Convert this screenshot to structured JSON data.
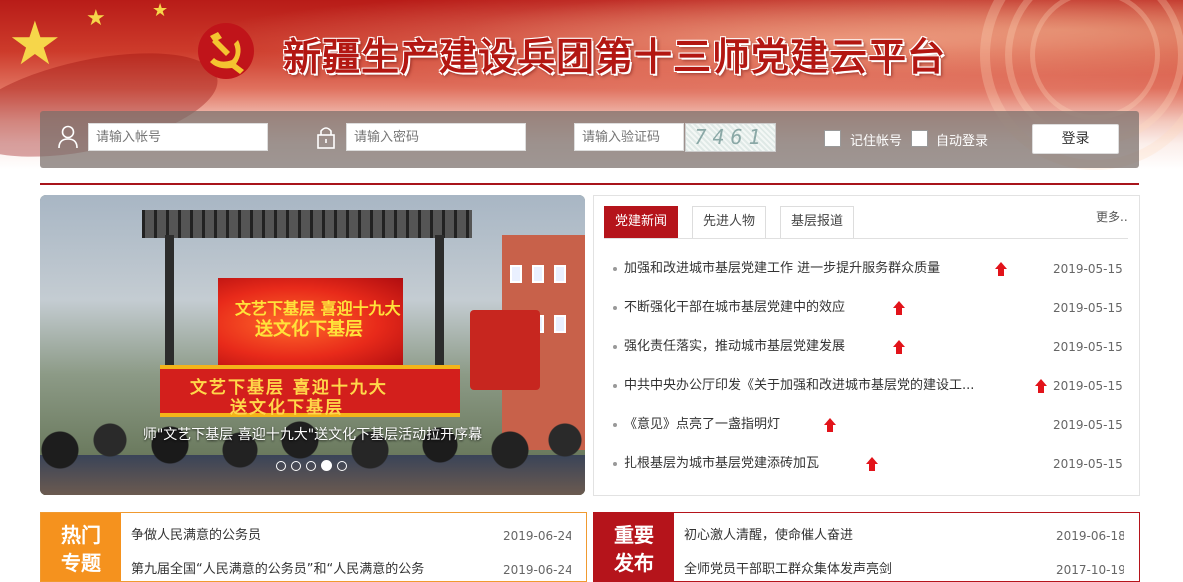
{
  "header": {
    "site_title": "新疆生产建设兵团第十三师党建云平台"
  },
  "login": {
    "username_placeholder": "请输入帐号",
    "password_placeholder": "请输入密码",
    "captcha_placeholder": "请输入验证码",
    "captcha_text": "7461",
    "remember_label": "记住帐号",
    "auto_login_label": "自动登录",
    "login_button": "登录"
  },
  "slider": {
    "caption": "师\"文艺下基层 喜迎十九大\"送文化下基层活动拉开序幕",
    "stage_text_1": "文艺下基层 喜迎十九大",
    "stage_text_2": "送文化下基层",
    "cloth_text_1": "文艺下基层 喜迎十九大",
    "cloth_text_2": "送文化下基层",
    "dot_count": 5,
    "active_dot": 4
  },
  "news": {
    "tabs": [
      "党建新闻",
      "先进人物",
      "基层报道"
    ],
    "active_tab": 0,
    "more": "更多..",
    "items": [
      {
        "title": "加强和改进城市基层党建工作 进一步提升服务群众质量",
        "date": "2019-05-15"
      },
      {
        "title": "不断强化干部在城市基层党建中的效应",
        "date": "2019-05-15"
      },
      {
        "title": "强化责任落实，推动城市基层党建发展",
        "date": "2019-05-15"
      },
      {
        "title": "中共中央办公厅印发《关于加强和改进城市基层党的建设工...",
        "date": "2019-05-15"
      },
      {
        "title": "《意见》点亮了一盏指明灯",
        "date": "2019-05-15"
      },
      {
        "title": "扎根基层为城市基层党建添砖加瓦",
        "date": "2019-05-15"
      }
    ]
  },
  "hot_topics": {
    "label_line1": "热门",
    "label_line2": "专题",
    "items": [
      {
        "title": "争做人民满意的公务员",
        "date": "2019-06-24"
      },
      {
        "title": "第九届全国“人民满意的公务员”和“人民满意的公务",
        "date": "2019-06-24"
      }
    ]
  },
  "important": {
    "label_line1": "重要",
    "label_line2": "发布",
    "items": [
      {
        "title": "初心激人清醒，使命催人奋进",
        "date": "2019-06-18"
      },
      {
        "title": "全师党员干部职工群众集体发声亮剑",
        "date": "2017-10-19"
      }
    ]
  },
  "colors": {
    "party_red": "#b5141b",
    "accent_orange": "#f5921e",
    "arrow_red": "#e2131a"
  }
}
==*==
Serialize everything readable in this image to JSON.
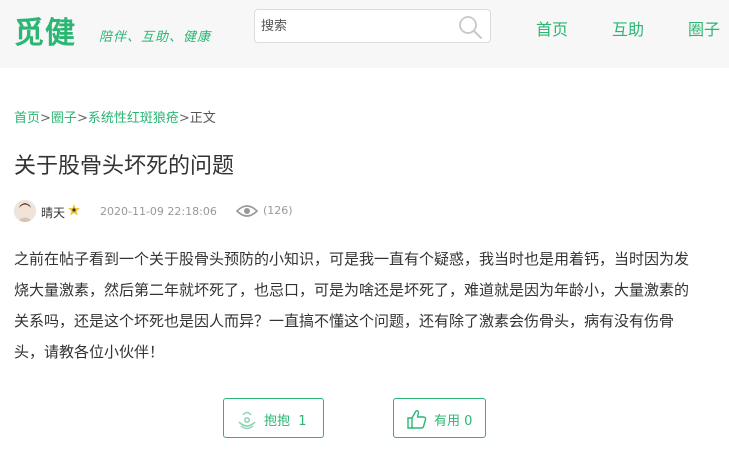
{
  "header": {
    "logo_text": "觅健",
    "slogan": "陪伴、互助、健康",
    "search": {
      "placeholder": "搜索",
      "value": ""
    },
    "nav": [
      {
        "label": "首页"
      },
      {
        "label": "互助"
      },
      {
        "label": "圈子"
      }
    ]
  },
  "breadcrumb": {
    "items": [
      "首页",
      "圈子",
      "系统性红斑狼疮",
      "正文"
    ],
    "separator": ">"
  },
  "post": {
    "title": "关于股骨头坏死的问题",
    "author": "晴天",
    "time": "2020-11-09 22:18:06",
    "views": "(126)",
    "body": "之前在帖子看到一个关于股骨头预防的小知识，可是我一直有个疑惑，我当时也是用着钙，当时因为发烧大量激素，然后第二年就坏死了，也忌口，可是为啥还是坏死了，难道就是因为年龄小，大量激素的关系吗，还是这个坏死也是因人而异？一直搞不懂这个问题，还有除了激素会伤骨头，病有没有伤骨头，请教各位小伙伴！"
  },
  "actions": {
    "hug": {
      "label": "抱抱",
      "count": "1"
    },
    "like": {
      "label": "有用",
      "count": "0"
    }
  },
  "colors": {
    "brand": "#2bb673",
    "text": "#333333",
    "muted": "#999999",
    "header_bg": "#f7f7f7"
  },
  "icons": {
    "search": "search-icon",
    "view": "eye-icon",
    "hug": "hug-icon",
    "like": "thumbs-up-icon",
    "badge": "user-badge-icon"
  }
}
==*==
• Task statement
Which lines hold the word "喜迎十九大"? Show each one.

• The completed task
    "caption": "师\"文艺下基层 喜迎十九大\"送文化下基层活动拉开序幕",
    "stage_text_1": "文艺下基层 喜迎十九大",
    "cloth_text_1": "文艺下基层 喜迎十九大",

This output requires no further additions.